» What you need to do:
Emit the data below verbatim, stripping out any pictures.

⁂

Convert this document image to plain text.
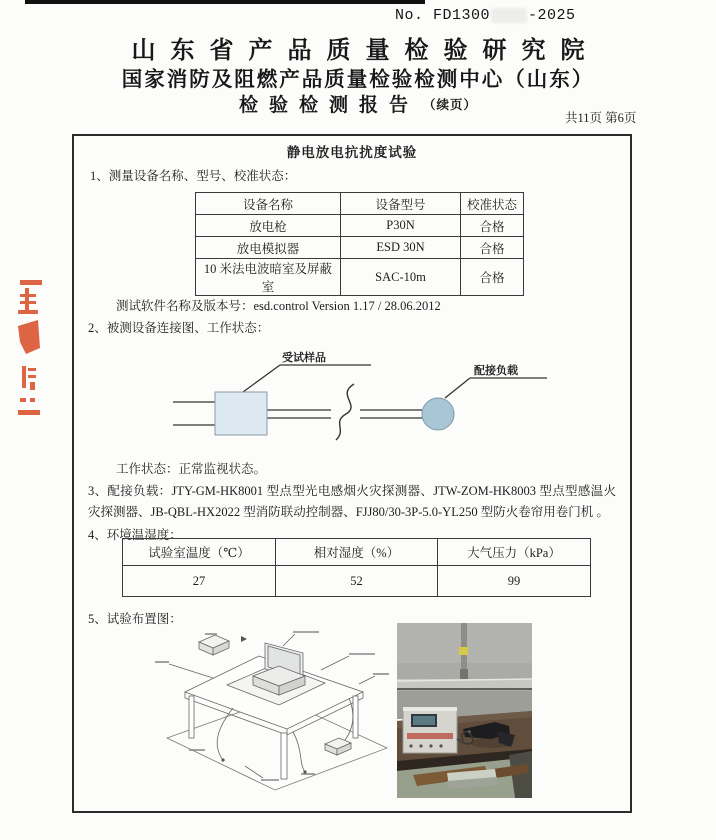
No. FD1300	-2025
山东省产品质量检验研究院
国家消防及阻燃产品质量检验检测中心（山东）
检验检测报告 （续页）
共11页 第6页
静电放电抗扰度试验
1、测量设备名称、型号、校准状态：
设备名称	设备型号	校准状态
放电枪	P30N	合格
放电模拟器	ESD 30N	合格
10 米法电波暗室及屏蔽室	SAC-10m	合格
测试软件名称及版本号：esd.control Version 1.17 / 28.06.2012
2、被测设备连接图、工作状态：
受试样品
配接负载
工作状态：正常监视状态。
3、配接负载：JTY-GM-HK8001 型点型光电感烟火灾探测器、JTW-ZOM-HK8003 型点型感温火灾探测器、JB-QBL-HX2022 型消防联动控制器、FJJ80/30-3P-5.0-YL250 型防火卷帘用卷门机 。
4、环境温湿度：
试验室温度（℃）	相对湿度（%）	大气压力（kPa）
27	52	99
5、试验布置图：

⁂

» Task response:
Convert this document image to plain text.
No. FD1300	-2025
山东省产品质量检验研究院
国家消防及阻燃产品质量检验检测中心（山东）
检验检测报告 （续页）
共11页 第6页
静电放电抗扰度试验
1、测量设备名称、型号、校准状态：
设备名称	设备型号	校准状态
放电枪	P30N	合格
放电模拟器	ESD 30N	合格
10 米法电波暗室及屏蔽室	SAC-10m	合格
测试软件名称及版本号：esd.control Version 1.17 / 28.06.2012
2、被测设备连接图、工作状态：
受试样品
配接负载
工作状态：正常监视状态。
3、配接负载：JTY-GM-HK8001 型点型光电感烟火灾探测器、JTW-ZOM-HK8003 型点型感温火灾探测器、JB-QBL-HX2022 型消防联动控制器、FJJ80/30-3P-5.0-YL250 型防火卷帘用卷门机 。
4、环境温湿度：
试验室温度（℃）	相对湿度（%）	大气压力（kPa）
27	52	99
5、试验布置图：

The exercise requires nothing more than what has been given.